■ **Set exercise**
Give the total number of lines with the word "auteurs" in them, and no other words.

─── Data rows ───

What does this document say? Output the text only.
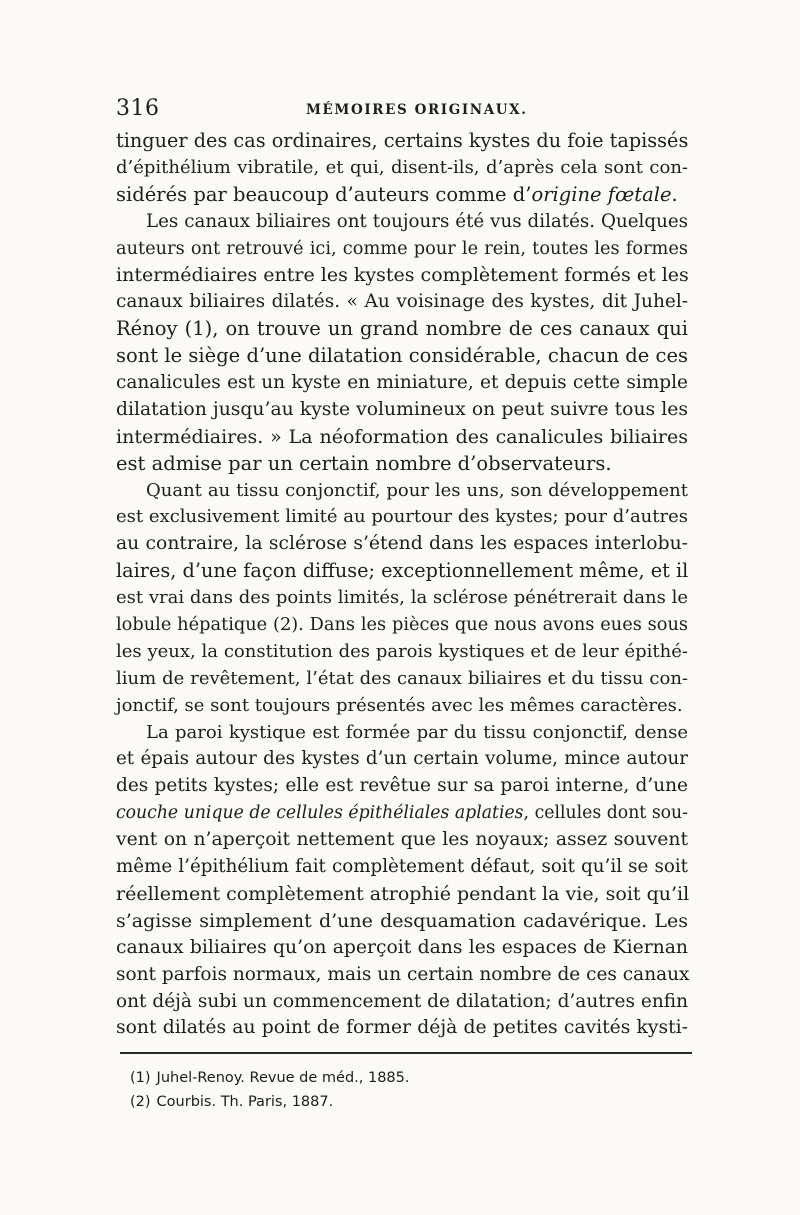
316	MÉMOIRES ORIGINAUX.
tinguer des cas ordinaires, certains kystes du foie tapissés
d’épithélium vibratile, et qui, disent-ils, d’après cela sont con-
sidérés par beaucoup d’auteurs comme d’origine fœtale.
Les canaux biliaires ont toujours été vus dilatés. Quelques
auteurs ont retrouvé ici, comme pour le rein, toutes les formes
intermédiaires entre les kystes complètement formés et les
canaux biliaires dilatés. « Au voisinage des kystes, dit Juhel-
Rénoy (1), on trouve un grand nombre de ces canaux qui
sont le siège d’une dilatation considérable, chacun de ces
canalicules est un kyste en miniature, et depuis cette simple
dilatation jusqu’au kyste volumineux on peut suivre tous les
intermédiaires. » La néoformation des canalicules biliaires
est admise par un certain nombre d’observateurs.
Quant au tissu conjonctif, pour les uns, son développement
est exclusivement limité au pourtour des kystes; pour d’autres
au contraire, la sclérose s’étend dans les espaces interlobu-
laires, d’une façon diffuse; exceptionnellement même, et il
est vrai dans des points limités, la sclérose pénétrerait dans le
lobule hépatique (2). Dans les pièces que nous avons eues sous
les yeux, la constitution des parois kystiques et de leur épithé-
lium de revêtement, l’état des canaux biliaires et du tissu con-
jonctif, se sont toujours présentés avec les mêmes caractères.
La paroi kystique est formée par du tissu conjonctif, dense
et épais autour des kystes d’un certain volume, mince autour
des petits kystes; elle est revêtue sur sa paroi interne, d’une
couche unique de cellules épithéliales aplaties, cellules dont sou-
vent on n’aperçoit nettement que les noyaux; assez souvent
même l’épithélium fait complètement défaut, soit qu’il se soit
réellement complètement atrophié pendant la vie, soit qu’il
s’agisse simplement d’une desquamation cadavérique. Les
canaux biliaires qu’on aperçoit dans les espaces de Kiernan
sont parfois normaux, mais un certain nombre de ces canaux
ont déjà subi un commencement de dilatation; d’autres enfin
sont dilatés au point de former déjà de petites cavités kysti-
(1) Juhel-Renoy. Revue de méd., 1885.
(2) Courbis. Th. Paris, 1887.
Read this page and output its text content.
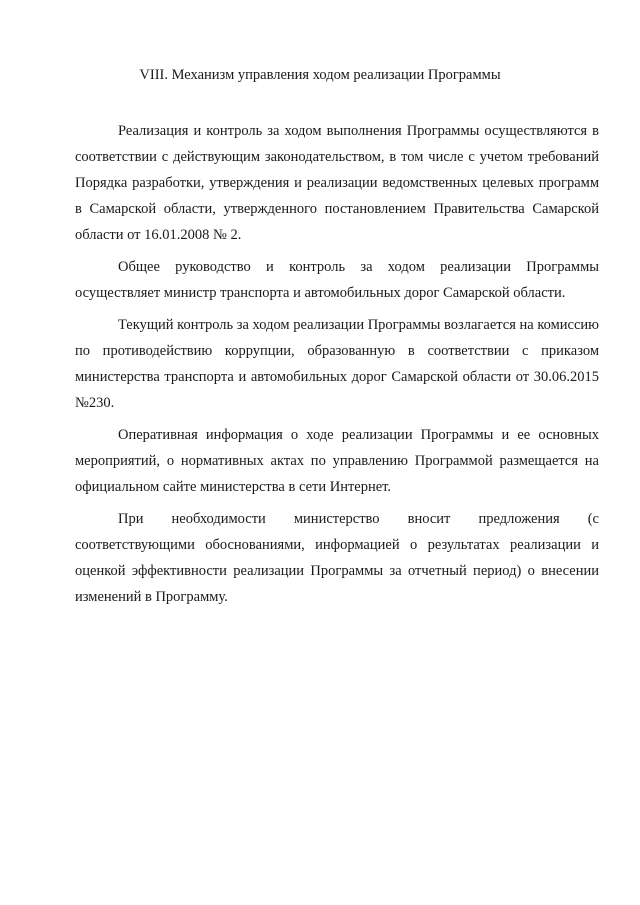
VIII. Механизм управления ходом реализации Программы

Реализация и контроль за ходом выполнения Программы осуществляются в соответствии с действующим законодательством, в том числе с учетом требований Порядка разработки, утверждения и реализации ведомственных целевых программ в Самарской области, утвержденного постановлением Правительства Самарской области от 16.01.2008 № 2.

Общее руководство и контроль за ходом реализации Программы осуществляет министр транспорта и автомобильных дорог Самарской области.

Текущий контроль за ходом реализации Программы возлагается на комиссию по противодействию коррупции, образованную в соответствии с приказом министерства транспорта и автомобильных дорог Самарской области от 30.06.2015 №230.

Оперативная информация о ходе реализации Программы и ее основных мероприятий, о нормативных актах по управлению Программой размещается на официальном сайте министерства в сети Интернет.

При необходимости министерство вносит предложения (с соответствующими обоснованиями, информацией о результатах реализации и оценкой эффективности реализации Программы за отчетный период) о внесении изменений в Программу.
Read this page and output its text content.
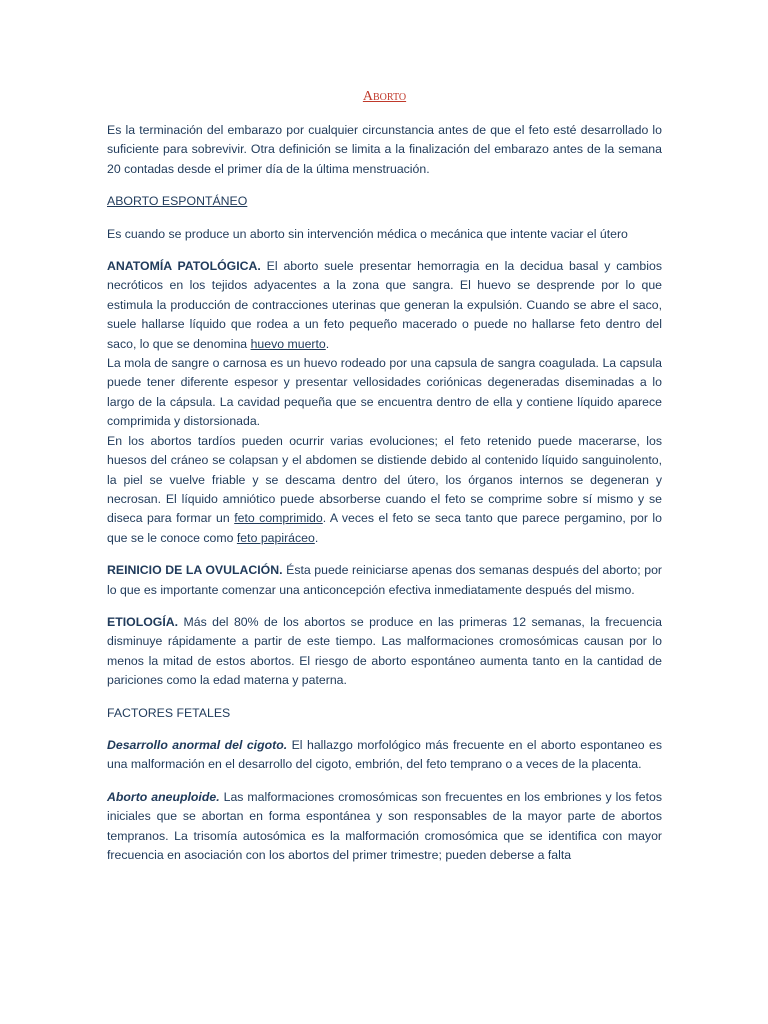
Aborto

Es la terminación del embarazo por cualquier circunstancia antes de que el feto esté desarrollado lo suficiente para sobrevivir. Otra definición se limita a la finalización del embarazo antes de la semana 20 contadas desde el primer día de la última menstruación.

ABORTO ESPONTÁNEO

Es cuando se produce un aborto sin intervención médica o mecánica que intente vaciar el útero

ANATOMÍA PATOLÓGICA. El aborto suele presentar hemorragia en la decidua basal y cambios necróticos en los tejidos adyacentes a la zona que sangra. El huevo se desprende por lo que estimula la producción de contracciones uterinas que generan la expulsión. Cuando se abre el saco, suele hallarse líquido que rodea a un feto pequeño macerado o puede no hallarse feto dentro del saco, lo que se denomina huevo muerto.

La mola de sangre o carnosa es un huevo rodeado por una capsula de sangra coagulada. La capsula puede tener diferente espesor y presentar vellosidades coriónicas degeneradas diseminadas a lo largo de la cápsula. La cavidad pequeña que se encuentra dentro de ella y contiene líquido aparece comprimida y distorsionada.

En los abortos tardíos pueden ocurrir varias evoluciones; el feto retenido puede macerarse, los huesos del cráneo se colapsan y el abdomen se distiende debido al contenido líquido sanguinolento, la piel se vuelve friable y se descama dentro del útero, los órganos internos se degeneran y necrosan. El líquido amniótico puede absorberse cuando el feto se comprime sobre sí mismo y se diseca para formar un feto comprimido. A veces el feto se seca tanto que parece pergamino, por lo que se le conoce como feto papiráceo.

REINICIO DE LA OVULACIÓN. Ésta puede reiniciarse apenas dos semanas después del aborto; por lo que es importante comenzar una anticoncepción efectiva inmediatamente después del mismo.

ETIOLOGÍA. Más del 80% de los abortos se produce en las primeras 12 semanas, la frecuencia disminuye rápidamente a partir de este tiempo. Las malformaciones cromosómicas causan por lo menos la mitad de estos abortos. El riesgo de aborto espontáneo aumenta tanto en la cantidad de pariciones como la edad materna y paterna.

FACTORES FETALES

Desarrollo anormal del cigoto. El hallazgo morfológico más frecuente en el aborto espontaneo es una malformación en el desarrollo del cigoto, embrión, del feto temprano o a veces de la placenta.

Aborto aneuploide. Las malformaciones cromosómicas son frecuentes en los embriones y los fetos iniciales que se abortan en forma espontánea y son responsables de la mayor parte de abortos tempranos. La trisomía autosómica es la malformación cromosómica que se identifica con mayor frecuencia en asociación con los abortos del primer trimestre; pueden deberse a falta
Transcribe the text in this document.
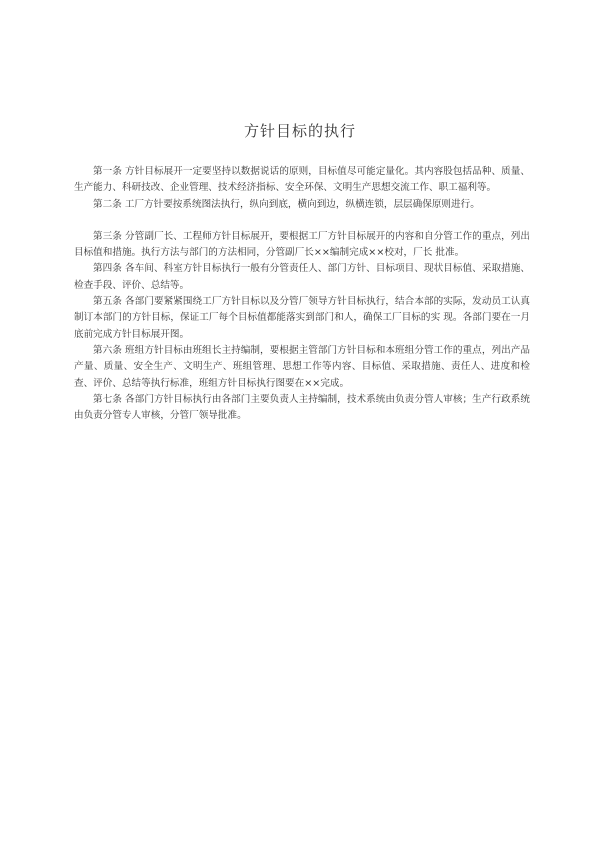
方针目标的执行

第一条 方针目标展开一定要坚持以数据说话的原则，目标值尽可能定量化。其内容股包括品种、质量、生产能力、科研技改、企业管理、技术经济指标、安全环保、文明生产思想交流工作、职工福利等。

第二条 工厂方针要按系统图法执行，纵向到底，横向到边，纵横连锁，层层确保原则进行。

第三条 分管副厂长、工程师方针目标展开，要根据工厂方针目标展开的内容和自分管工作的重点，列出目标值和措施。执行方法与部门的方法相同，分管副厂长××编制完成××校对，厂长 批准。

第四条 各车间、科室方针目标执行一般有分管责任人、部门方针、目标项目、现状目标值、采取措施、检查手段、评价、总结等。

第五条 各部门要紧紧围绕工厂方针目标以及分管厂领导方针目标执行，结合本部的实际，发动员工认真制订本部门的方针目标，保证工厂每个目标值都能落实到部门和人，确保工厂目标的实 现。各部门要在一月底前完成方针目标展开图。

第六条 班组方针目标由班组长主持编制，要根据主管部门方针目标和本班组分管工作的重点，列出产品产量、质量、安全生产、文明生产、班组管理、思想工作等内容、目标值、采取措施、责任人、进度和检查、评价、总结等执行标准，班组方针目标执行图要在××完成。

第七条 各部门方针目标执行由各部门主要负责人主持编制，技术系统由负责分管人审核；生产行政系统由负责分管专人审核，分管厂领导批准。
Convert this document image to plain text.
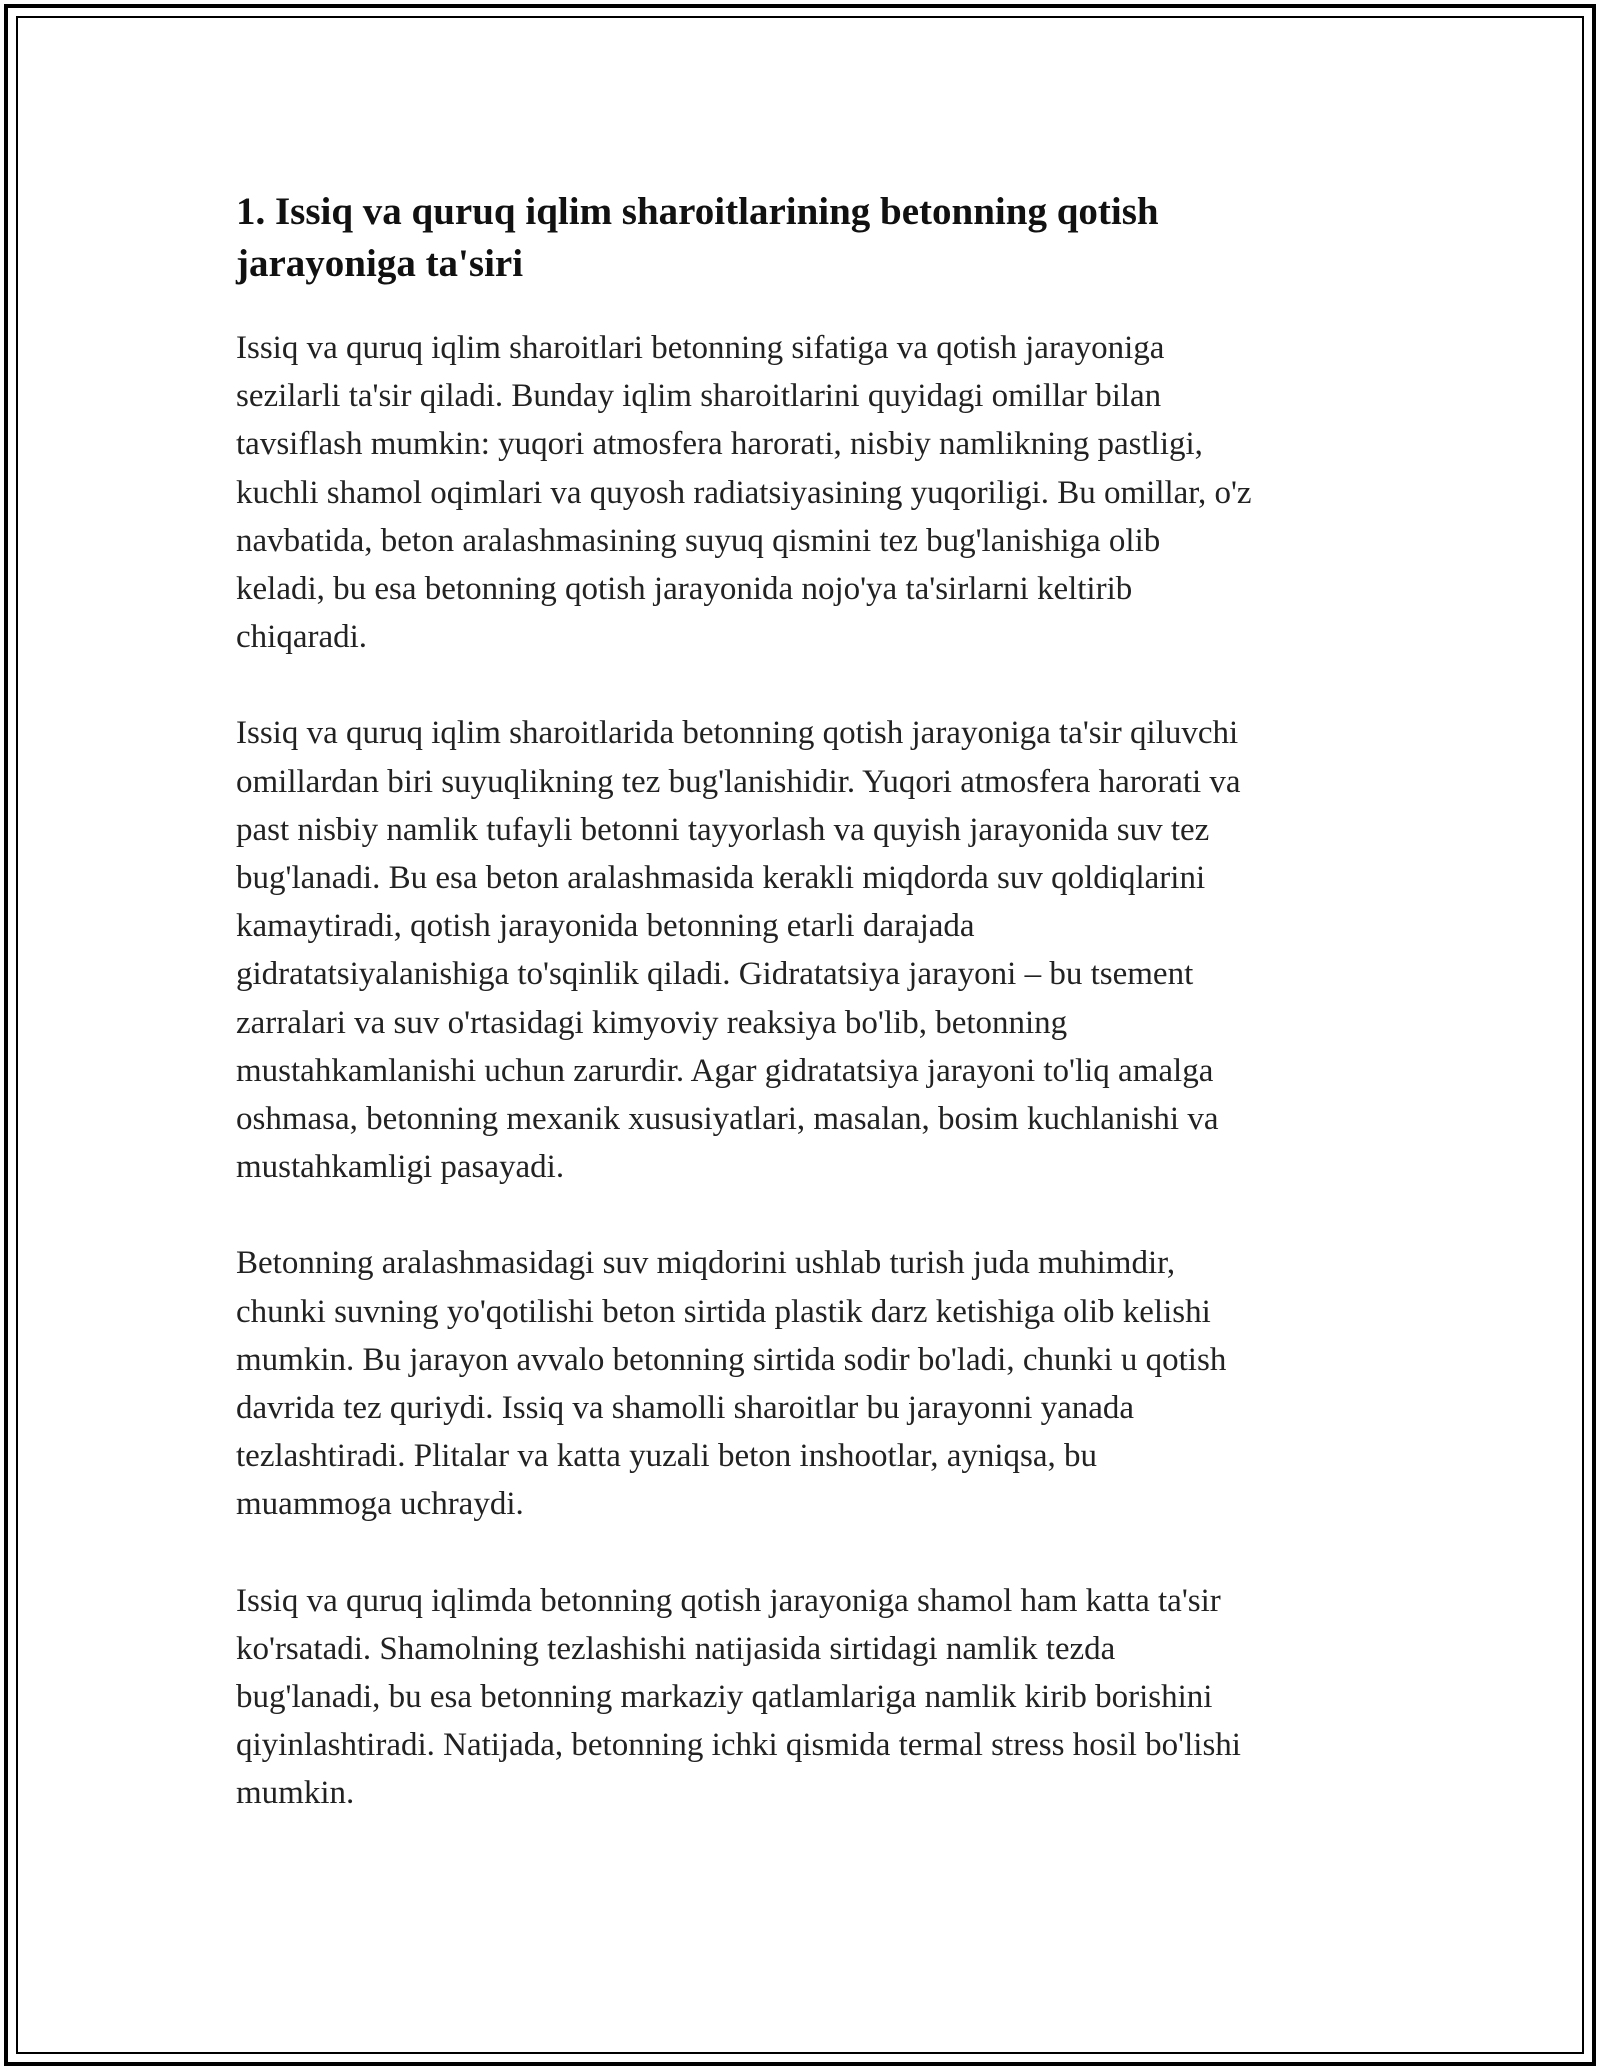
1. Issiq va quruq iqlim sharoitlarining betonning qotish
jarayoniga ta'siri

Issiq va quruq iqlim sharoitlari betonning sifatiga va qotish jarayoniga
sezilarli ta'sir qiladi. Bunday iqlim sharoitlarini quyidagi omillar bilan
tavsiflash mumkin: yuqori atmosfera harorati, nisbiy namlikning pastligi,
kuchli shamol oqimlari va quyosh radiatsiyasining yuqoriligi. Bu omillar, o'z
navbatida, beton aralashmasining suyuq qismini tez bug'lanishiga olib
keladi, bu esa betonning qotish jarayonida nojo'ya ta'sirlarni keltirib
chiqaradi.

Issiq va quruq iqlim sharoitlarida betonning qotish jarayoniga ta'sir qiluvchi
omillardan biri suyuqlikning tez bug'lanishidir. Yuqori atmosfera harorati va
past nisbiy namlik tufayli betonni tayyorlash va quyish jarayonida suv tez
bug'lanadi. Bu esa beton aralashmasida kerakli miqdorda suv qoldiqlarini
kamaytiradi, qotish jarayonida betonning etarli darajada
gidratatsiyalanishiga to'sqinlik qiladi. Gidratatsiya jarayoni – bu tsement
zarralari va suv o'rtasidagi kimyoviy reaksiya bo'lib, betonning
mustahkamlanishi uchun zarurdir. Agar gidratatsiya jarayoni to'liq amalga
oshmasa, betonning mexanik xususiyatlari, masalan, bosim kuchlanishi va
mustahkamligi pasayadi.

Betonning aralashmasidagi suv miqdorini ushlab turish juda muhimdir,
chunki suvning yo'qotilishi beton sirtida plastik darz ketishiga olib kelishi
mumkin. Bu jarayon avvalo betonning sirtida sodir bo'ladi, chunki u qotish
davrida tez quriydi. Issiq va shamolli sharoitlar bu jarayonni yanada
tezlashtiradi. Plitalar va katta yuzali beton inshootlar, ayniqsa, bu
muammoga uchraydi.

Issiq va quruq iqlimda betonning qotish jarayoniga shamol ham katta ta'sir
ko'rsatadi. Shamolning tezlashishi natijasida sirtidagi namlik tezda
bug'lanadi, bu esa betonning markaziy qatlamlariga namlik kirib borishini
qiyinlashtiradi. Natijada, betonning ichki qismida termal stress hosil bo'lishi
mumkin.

───

■ **Reply to the task**
2